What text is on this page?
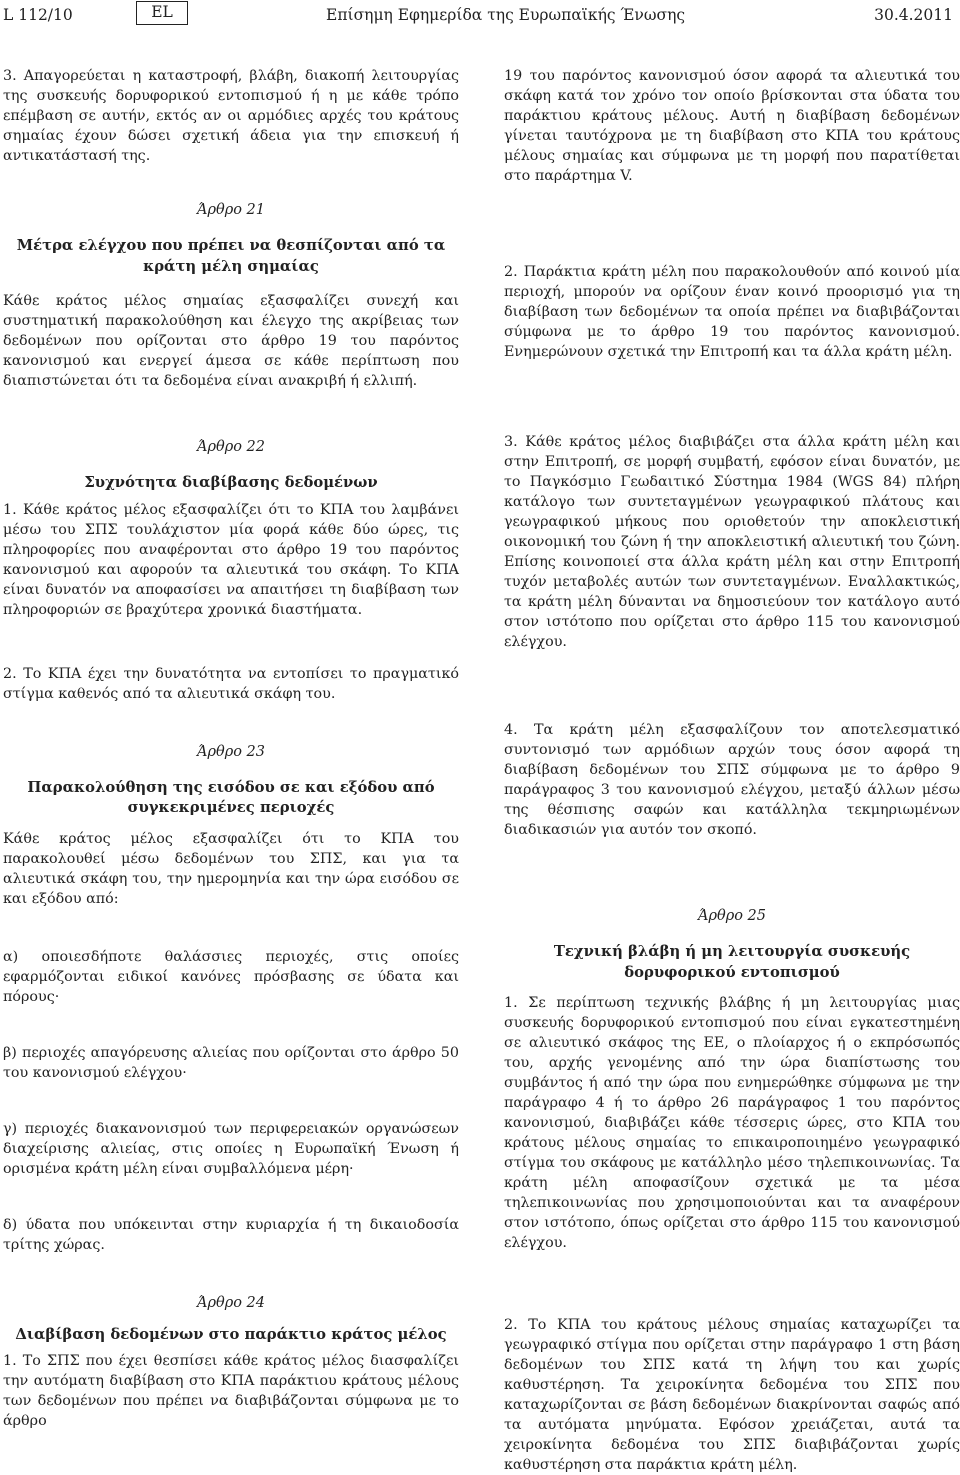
L 112/10	EL	Επίσημη Εφημερίδα της Ευρωπαϊκής Ένωσης	30.4.2011

3. Απαγορεύεται η καταστροφή, βλάβη, διακοπή λειτουργίας της συσκευής δορυφορικού εντοπισμού ή η με κάθε τρόπο επέμβαση σε αυτήν, εκτός αν οι αρμόδιες αρχές του κράτους σημαίας έχουν δώσει σχετική άδεια για την επισκευή ή αντικατάστασή της.

Άρθρο 21

Μέτρα ελέγχου που πρέπει να θεσπίζονται από τα κράτη μέλη σημαίας

Κάθε κράτος μέλος σημαίας εξασφαλίζει συνεχή και συστηματική παρακολούθηση και έλεγχο της ακρίβειας των δεδομένων που ορίζονται στο άρθρο 19 του παρόντος κανονισμού και ενεργεί άμεσα σε κάθε περίπτωση που διαπιστώνεται ότι τα δεδομένα είναι ανακριβή ή ελλιπή.

Άρθρο 22

Συχνότητα διαβίβασης δεδομένων

1. Κάθε κράτος μέλος εξασφαλίζει ότι το ΚΠΑ του λαμβάνει μέσω του ΣΠΣ τουλάχιστον μία φορά κάθε δύο ώρες, τις πληροφορίες που αναφέρονται στο άρθρο 19 του παρόντος κανονισμού και αφορούν τα αλιευτικά του σκάφη. Το ΚΠΑ είναι δυνατόν να αποφασίσει να απαιτήσει τη διαβίβαση των πληροφοριών σε βραχύτερα χρονικά διαστήματα.

2. Το ΚΠΑ έχει την δυνατότητα να εντοπίσει το πραγματικό στίγμα καθενός από τα αλιευτικά σκάφη του.

Άρθρο 23

Παρακολούθηση της εισόδου σε και εξόδου από συγκεκριμένες περιοχές

Κάθε κράτος μέλος εξασφαλίζει ότι το ΚΠΑ του παρακολουθεί μέσω δεδομένων του ΣΠΣ, και για τα αλιευτικά σκάφη του, την ημερομηνία και την ώρα εισόδου σε και εξόδου από:

α) οποιεσδήποτε θαλάσσιες περιοχές, στις οποίες εφαρμόζονται ειδικοί κανόνες πρόσβασης σε ύδατα και πόρους·

β) περιοχές απαγόρευσης αλιείας που ορίζονται στο άρθρο 50 του κανονισμού ελέγχου·

γ) περιοχές διακανονισμού των περιφερειακών οργανώσεων διαχείρισης αλιείας, στις οποίες η Ευρωπαϊκή Ένωση ή ορισμένα κράτη μέλη είναι συμβαλλόμενα μέρη·

δ) ύδατα που υπόκεινται στην κυριαρχία ή τη δικαιοδοσία τρίτης χώρας.

Άρθρο 24

Διαβίβαση δεδομένων στο παράκτιο κράτος μέλος

1. Το ΣΠΣ που έχει θεσπίσει κάθε κράτος μέλος διασφαλίζει την αυτόματη διαβίβαση στο ΚΠΑ παράκτιου κράτους μέλους των δεδομένων που πρέπει να διαβιβάζονται σύμφωνα με το άρθρο

19 του παρόντος κανονισμού όσον αφορά τα αλιευτικά του σκάφη κατά τον χρόνο τον οποίο βρίσκονται στα ύδατα του παράκτιου κράτους μέλους. Αυτή η διαβίβαση δεδομένων γίνεται ταυτόχρονα με τη διαβίβαση στο ΚΠΑ του κράτους μέλους σημαίας και σύμφωνα με τη μορφή που παρατίθεται στο παράρτημα V.

2. Παράκτια κράτη μέλη που παρακολουθούν από κοινού μία περιοχή, μπορούν να ορίζουν έναν κοινό προορισμό για τη διαβίβαση των δεδομένων τα οποία πρέπει να διαβιβάζονται σύμφωνα με το άρθρο 19 του παρόντος κανονισμού. Ενημερώνουν σχετικά την Επιτροπή και τα άλλα κράτη μέλη.

3. Κάθε κράτος μέλος διαβιβάζει στα άλλα κράτη μέλη και στην Επιτροπή, σε μορφή συμβατή, εφόσον είναι δυνατόν, με το Παγκόσμιο Γεωδαιτικό Σύστημα 1984 (WGS 84) πλήρη κατάλογο των συντεταγμένων γεωγραφικού πλάτους και γεωγραφικού μήκους που οριοθετούν την αποκλειστική οικονομική του ζώνη ή την αποκλειστική αλιευτική του ζώνη. Επίσης κοινοποιεί στα άλλα κράτη μέλη και στην Επιτροπή τυχόν μεταβολές αυτών των συντεταγμένων. Εναλλακτικώς, τα κράτη μέλη δύνανται να δημοσιεύουν τον κατάλογο αυτό στον ιστότοπο που ορίζεται στο άρθρο 115 του κανονισμού ελέγχου.

4. Τα κράτη μέλη εξασφαλίζουν τον αποτελεσματικό συντονισμό των αρμόδιων αρχών τους όσον αφορά τη διαβίβαση δεδομένων του ΣΠΣ σύμφωνα με το άρθρο 9 παράγραφος 3 του κανονισμού ελέγχου, μεταξύ άλλων μέσω της θέσπισης σαφών και κατάλληλα τεκμηριωμένων διαδικασιών για αυτόν τον σκοπό.

Άρθρο 25

Τεχνική βλάβη ή μη λειτουργία συσκευής δορυφορικού εντοπισμού

1. Σε περίπτωση τεχνικής βλάβης ή μη λειτουργίας μιας συσκευής δορυφορικού εντοπισμού που είναι εγκατεστημένη σε αλιευτικό σκάφος της ΕΕ, ο πλοίαρχος ή ο εκπρόσωπός του, αρχής γενομένης από την ώρα διαπίστωσης του συμβάντος ή από την ώρα που ενημερώθηκε σύμφωνα με την παράγραφο 4 ή το άρθρο 26 παράγραφος 1 του παρόντος κανονισμού, διαβιβάζει κάθε τέσσερις ώρες, στο ΚΠΑ του κράτους μέλους σημαίας το επικαιροποιημένο γεωγραφικό στίγμα του σκάφους με κατάλληλο μέσο τηλεπικοινωνίας. Τα κράτη μέλη αποφασίζουν σχετικά με τα μέσα τηλεπικοινωνίας που χρησιμοποιούνται και τα αναφέρουν στον ιστότοπο, όπως ορίζεται στο άρθρο 115 του κανονισμού ελέγχου.

2. Το ΚΠΑ του κράτους μέλους σημαίας καταχωρίζει τα γεωγραφικό στίγμα που ορίζεται στην παράγραφο 1 στη βάση δεδομένων του ΣΠΣ κατά τη λήψη του και χωρίς καθυστέρηση. Τα χειροκίνητα δεδομένα του ΣΠΣ που καταχωρίζονται σε βάση δεδομένων διακρίνονται σαφώς από τα αυτόματα μηνύματα. Εφόσον χρειάζεται, αυτά τα χειροκίνητα δεδομένα του ΣΠΣ διαβιβάζονται χωρίς καθυστέρηση στα παράκτια κράτη μέλη.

* * * * * * *

WHAT IS EXPECTED = Using the records above, copy every line that has the word "ύδατα" in it.

SOLUTION =
α) οποιεσδήποτε θαλάσσιες περιοχές, στις οποίες εφαρμόζονται ειδικοί κανόνες πρόσβασης σε ύδατα και πόρους·
δ) ύδατα που υπόκεινται στην κυριαρχία ή τη δικαιοδοσία τρίτης χώρας.
19 του παρόντος κανονισμού όσον αφορά τα αλιευτικά του σκάφη κατά τον χρόνο τον οποίο βρίσκονται στα ύδατα του παράκτιου κράτους μέλους. Αυτή η διαβίβαση δεδομένων γίνεται ταυτόχρονα με τη διαβίβαση στο ΚΠΑ του κράτους μέλους σημαίας και σύμφωνα με τη μορφή που παρατίθεται στο παράρτημα V.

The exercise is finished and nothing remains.